== DATA SUPPLIED ==
-=-=-
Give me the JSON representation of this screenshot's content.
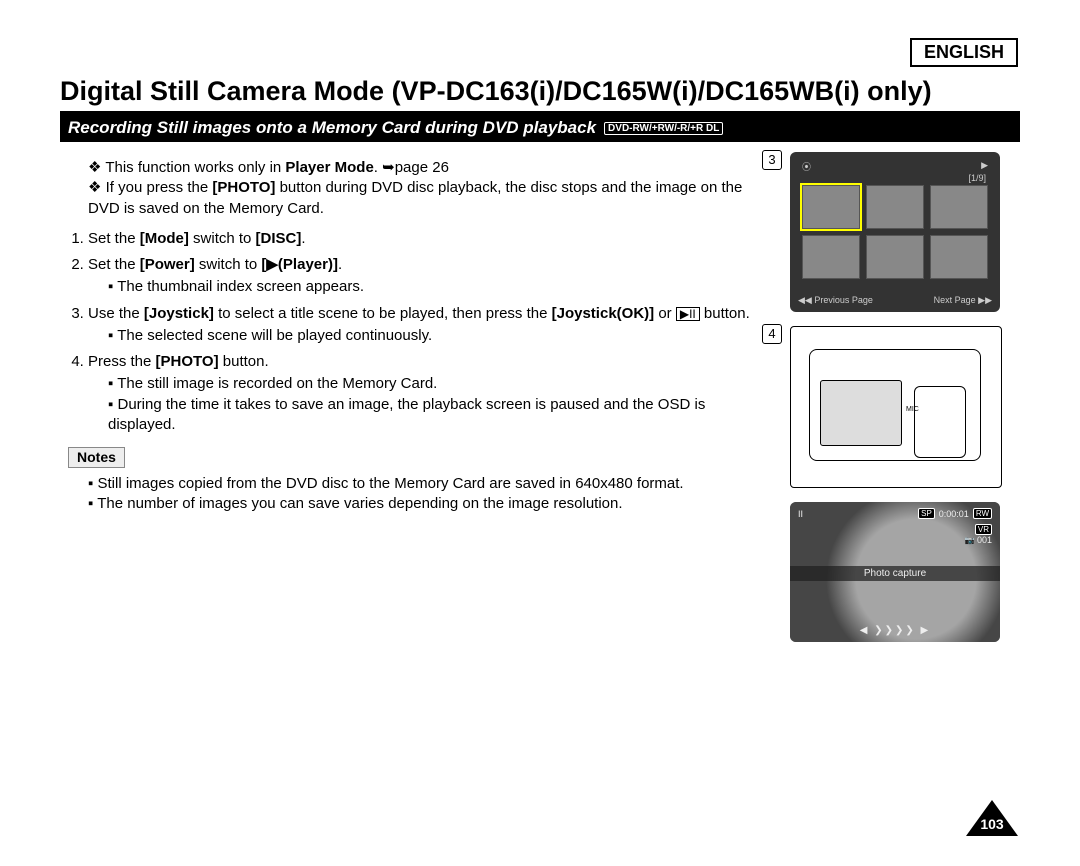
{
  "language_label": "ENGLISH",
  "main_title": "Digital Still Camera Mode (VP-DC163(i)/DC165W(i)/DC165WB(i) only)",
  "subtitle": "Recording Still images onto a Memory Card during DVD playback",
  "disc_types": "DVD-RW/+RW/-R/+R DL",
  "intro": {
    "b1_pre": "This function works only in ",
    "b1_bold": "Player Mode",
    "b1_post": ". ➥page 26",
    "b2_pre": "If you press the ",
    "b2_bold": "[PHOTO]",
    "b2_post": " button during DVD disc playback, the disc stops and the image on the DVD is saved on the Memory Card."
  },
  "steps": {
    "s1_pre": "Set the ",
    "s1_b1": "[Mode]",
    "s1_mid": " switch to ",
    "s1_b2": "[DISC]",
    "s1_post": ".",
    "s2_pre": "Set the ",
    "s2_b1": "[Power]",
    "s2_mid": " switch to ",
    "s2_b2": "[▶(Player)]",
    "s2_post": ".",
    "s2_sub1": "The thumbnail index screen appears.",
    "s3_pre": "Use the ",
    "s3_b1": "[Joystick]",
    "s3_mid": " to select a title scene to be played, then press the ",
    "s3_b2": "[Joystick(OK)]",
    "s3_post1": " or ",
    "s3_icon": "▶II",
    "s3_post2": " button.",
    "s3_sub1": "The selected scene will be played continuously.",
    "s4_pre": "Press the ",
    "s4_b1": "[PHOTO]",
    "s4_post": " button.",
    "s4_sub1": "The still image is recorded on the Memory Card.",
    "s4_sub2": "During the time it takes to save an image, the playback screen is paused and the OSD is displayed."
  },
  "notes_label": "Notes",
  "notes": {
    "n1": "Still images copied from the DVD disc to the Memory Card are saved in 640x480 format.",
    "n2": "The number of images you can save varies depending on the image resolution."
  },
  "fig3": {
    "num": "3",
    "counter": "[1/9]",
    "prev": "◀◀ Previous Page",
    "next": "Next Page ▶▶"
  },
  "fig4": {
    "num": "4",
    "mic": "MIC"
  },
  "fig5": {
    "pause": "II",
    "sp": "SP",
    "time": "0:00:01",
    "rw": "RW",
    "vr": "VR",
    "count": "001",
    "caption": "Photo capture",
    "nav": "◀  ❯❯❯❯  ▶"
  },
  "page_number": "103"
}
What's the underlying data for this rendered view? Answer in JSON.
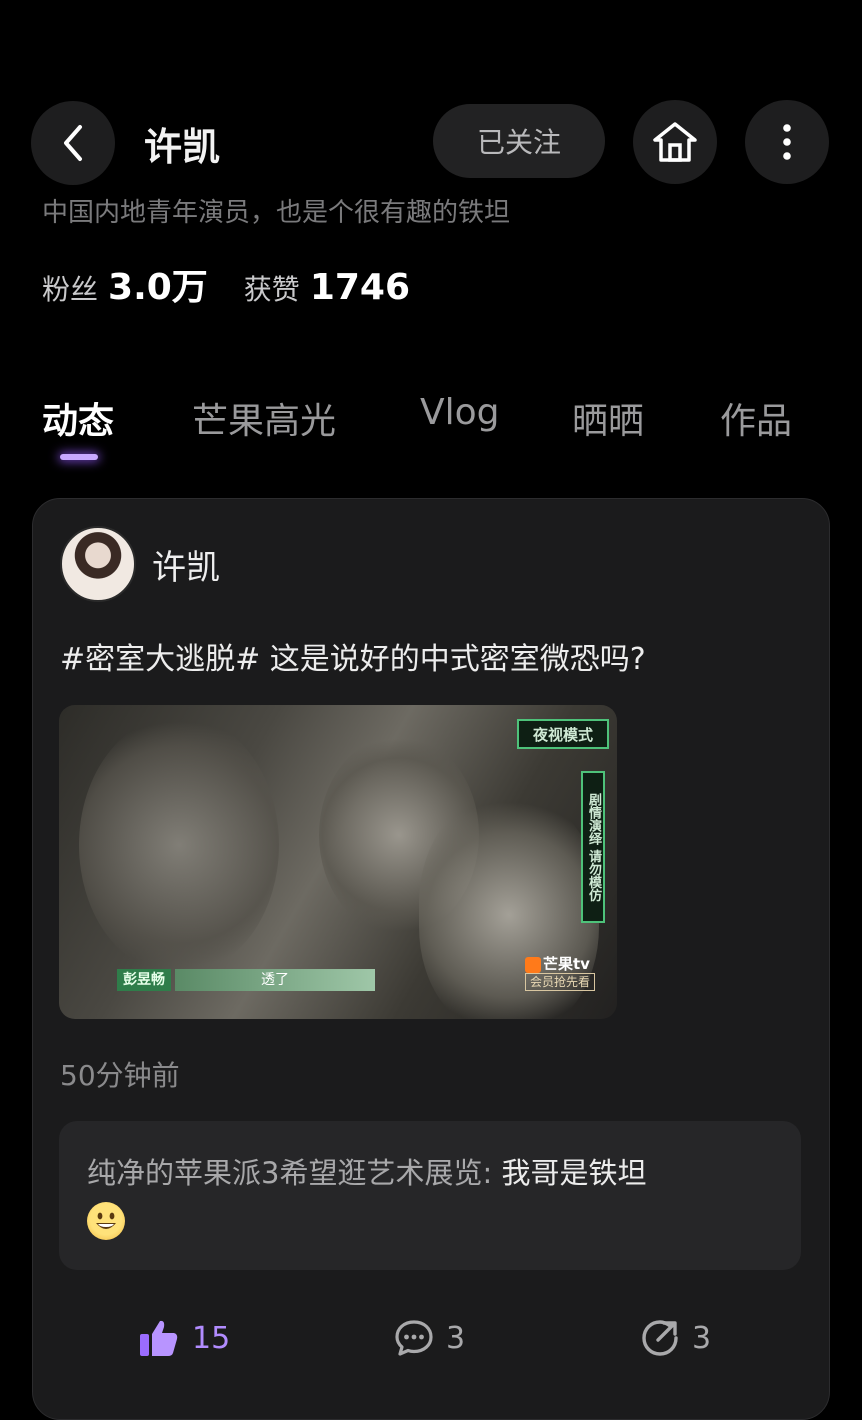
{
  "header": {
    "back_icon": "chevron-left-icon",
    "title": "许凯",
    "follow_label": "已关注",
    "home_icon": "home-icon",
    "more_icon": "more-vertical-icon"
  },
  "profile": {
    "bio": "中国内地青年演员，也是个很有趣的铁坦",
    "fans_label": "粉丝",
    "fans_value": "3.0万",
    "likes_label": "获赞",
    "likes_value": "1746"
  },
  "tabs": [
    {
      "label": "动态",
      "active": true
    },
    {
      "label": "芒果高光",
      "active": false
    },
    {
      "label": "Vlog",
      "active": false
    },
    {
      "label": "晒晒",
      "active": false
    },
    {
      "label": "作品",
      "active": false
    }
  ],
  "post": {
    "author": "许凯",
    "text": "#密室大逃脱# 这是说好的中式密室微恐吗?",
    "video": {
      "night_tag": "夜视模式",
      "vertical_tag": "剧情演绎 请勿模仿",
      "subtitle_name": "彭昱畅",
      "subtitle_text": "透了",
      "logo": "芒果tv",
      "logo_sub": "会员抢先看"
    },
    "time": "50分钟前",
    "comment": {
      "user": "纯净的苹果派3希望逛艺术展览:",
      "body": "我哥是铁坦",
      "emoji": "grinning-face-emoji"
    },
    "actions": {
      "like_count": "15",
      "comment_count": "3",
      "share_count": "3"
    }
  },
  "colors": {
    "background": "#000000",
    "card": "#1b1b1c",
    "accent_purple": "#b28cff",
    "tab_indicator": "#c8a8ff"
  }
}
-=-=-
== AIM ==
Your output should consist solely of the lines from the line containing "What's the underlying" through the last line of the entries, verbatim, minus any pictures.

== TASK OUTPUT ==
What's the underlying data for this rendered view? Answer in JSON.
{
  "header": {
    "back_icon": "chevron-left-icon",
    "title": "许凯",
    "follow_label": "已关注",
    "home_icon": "home-icon",
    "more_icon": "more-vertical-icon"
  },
  "profile": {
    "bio": "中国内地青年演员，也是个很有趣的铁坦",
    "fans_label": "粉丝",
    "fans_value": "3.0万",
    "likes_label": "获赞",
    "likes_value": "1746"
  },
  "tabs": [
    {
      "label": "动态",
      "active": true
    },
    {
      "label": "芒果高光",
      "active": false
    },
    {
      "label": "Vlog",
      "active": false
    },
    {
      "label": "晒晒",
      "active": false
    },
    {
      "label": "作品",
      "active": false
    }
  ],
  "post": {
    "author": "许凯",
    "text": "#密室大逃脱# 这是说好的中式密室微恐吗?",
    "video": {
      "night_tag": "夜视模式",
      "vertical_tag": "剧情演绎 请勿模仿",
      "subtitle_name": "彭昱畅",
      "subtitle_text": "透了",
      "logo": "芒果tv",
      "logo_sub": "会员抢先看"
    },
    "time": "50分钟前",
    "comment": {
      "user": "纯净的苹果派3希望逛艺术展览:",
      "body": "我哥是铁坦",
      "emoji": "grinning-face-emoji"
    },
    "actions": {
      "like_count": "15",
      "comment_count": "3",
      "share_count": "3"
    }
  },
  "colors": {
    "background": "#000000",
    "card": "#1b1b1c",
    "accent_purple": "#b28cff",
    "tab_indicator": "#c8a8ff"
  }
}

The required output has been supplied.